══ MATERIAL FOR THIS TASK ══

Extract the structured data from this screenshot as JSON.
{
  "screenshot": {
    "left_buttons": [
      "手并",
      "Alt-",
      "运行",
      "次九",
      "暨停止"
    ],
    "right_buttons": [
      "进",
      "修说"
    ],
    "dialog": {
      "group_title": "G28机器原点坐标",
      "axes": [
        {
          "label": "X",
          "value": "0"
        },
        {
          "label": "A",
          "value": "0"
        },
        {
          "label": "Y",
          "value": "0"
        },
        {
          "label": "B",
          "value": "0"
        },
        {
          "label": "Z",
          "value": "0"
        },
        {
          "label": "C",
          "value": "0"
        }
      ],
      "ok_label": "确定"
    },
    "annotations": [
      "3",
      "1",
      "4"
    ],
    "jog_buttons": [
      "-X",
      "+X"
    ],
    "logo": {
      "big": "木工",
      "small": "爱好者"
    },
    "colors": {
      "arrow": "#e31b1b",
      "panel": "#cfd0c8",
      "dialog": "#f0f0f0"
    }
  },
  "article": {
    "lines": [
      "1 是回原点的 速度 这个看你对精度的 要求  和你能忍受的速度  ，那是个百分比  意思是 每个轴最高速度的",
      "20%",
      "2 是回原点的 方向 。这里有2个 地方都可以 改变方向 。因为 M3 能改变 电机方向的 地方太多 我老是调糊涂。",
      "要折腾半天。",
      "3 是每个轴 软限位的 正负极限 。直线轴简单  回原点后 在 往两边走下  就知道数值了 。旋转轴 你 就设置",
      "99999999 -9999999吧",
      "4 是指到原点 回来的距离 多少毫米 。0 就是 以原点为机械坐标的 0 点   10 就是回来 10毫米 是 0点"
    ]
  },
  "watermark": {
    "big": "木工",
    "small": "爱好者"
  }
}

═══

**TASK GOAL:**
Each record above should be output again exactly.

**WRITTEN RESPONSE:**
Extract the structured data from this screenshot as JSON.
{
  "screenshot": {
    "left_buttons": [
      "手并",
      "Alt-",
      "运行",
      "次九",
      "暨停止"
    ],
    "right_buttons": [
      "进",
      "修说"
    ],
    "dialog": {
      "group_title": "G28机器原点坐标",
      "axes": [
        {
          "label": "X",
          "value": "0"
        },
        {
          "label": "A",
          "value": "0"
        },
        {
          "label": "Y",
          "value": "0"
        },
        {
          "label": "B",
          "value": "0"
        },
        {
          "label": "Z",
          "value": "0"
        },
        {
          "label": "C",
          "value": "0"
        }
      ],
      "ok_label": "确定"
    },
    "annotations": [
      "3",
      "1",
      "4"
    ],
    "jog_buttons": [
      "-X",
      "+X"
    ],
    "logo": {
      "big": "木工",
      "small": "爱好者"
    },
    "colors": {
      "arrow": "#e31b1b",
      "panel": "#cfd0c8",
      "dialog": "#f0f0f0"
    }
  },
  "article": {
    "lines": [
      "1 是回原点的 速度 这个看你对精度的 要求  和你能忍受的速度  ，那是个百分比  意思是 每个轴最高速度的",
      "20%",
      "2 是回原点的 方向 。这里有2个 地方都可以 改变方向 。因为 M3 能改变 电机方向的 地方太多 我老是调糊涂。",
      "要折腾半天。",
      "3 是每个轴 软限位的 正负极限 。直线轴简单  回原点后 在 往两边走下  就知道数值了 。旋转轴 你 就设置",
      "99999999 -9999999吧",
      "4 是指到原点 回来的距离 多少毫米 。0 就是 以原点为机械坐标的 0 点   10 就是回来 10毫米 是 0点"
    ]
  },
  "watermark": {
    "big": "木工",
    "small": "爱好者"
  }
}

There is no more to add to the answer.